Every line below that mentions the word "Index" should be copied out.

--- START EXERCISE MATERIAL ---

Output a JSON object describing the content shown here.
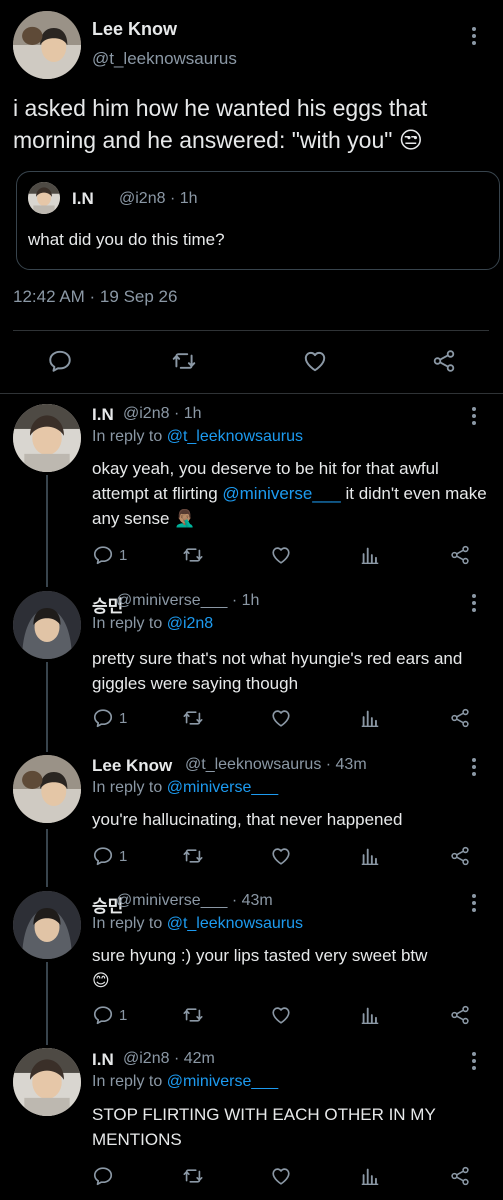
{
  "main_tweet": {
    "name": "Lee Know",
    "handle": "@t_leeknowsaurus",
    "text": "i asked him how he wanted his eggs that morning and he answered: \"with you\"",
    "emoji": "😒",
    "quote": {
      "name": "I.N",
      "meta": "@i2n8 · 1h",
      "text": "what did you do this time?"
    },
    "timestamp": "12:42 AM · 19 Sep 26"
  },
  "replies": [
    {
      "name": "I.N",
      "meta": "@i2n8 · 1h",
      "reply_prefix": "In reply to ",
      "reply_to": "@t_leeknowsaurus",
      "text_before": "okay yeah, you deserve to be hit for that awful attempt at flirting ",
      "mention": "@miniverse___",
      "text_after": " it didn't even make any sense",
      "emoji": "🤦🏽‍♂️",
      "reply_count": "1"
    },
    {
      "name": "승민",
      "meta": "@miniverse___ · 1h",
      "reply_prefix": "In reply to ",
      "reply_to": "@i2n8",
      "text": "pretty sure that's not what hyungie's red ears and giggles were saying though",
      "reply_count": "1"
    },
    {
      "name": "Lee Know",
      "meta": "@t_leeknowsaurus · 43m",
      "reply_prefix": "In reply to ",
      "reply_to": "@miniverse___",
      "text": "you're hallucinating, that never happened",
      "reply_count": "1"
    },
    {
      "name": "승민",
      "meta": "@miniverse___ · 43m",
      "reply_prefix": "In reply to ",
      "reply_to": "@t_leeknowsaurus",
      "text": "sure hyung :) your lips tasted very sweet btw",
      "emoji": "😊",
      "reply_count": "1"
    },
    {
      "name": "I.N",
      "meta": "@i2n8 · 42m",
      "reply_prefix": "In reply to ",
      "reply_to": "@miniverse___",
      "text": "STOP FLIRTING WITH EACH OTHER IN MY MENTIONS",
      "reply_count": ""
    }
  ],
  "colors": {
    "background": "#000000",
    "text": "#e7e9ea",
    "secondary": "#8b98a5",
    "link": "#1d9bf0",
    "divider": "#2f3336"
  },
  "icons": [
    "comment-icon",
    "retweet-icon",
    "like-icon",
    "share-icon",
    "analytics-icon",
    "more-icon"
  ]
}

--- END EXERCISE MATERIAL ---
--- START EXERCISE MATERIAL ---

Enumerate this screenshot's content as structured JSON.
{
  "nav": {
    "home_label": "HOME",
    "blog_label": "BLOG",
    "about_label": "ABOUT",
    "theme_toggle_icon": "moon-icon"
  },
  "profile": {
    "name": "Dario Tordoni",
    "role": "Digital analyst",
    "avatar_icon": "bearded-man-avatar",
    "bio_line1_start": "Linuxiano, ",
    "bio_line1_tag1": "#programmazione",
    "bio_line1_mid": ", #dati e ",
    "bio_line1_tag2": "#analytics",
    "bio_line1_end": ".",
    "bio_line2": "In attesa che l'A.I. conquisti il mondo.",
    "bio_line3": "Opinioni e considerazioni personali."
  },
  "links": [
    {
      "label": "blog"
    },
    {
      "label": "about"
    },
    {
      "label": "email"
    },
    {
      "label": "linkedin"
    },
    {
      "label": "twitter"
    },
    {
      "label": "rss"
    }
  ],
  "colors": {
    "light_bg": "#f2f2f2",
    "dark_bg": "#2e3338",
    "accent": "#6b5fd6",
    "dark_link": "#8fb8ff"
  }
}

--- END EXERCISE MATERIAL ---
--- START EXERCISE MATERIAL ---

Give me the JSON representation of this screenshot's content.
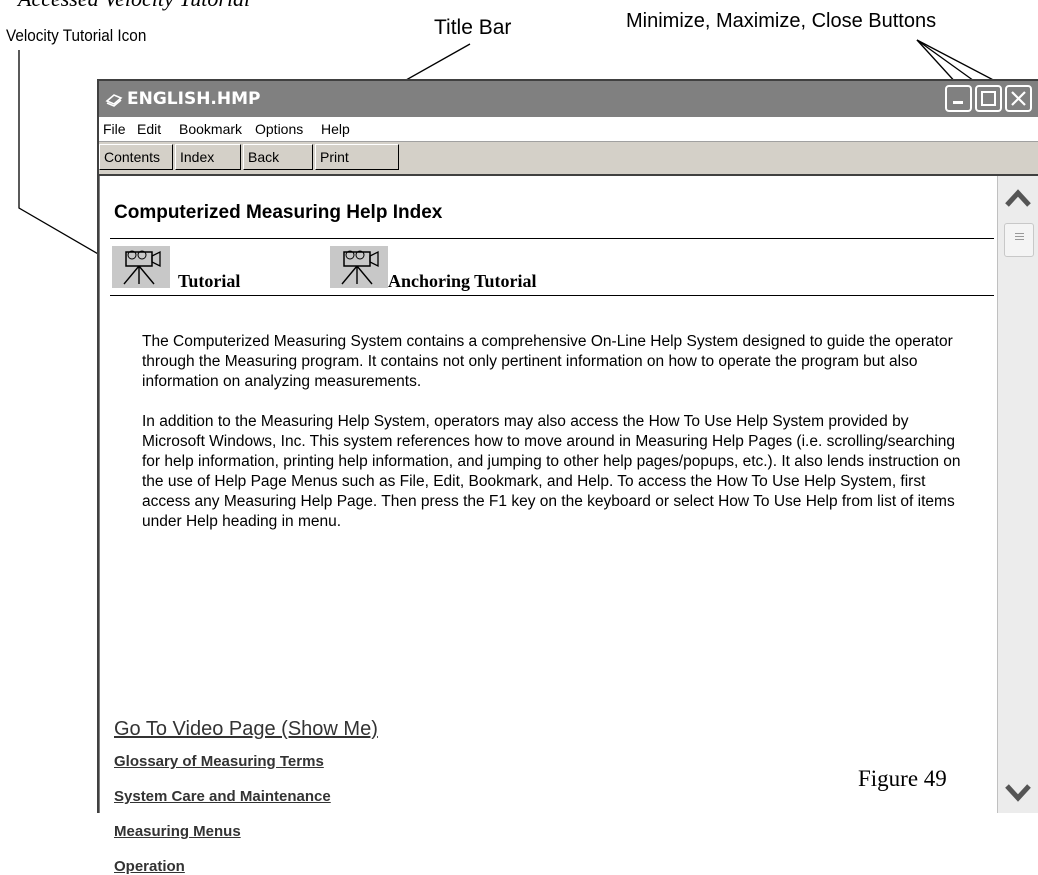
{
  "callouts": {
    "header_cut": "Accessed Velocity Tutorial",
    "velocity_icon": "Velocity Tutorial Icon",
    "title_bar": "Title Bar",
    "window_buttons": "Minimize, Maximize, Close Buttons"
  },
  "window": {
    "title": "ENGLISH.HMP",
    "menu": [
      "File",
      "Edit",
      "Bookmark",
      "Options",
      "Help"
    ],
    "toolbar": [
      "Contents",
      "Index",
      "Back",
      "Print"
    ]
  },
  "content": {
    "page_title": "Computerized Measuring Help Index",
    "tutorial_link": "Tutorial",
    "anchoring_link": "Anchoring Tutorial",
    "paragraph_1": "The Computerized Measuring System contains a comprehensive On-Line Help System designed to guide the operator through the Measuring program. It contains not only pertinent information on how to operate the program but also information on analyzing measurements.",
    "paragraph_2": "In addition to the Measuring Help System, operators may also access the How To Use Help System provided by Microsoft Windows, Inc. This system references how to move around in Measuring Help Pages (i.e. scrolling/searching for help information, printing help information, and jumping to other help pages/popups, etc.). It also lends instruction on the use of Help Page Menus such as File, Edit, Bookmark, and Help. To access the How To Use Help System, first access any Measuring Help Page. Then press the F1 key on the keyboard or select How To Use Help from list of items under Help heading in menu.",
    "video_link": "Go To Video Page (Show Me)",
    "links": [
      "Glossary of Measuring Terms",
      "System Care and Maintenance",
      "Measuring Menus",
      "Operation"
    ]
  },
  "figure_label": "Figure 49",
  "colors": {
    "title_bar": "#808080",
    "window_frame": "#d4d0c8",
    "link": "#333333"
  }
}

--- END EXERCISE MATERIAL ---

SOLUTION
      "Index",
    "page_title": "Computerized Measuring Help Index",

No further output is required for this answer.